── Records for this exercise
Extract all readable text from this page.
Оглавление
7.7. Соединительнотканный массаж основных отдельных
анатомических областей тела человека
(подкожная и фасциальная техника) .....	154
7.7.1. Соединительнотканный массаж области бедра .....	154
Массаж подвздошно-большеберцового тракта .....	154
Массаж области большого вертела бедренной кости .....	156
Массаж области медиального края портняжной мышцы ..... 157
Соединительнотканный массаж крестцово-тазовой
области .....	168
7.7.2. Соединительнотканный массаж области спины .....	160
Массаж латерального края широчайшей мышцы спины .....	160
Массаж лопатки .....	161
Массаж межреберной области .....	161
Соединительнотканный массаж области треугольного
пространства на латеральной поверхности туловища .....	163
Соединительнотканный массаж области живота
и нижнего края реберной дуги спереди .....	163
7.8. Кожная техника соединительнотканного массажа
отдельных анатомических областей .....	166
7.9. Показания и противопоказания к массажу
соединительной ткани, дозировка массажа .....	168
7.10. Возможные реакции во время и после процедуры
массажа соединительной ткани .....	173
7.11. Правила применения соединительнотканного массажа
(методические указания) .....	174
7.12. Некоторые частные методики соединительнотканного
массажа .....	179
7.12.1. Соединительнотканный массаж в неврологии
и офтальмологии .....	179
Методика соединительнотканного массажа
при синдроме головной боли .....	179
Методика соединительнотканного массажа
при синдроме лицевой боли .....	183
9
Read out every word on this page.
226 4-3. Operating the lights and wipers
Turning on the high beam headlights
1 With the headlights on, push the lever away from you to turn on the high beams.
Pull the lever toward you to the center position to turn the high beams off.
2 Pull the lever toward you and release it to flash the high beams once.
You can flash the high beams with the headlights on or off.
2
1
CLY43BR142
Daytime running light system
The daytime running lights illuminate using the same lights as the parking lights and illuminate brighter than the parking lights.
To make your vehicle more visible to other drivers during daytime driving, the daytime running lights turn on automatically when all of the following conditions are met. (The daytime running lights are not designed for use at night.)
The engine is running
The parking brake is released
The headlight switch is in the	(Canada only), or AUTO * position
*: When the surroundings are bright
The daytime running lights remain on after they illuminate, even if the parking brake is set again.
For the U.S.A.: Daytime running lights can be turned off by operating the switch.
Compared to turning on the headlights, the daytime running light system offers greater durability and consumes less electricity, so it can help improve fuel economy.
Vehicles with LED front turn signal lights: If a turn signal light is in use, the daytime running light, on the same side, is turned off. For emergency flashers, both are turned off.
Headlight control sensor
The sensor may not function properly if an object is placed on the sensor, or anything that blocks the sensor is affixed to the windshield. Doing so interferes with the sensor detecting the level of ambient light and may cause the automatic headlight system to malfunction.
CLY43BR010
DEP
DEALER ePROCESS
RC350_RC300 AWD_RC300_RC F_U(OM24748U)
────
Find every line in the records that contains the word "switch"; copy those lines.

■ **Complete output**
The headlight switch is in the	(Canada only), or AUTO * position
For the U.S.A.: Daytime running lights can be turned off by operating the switch.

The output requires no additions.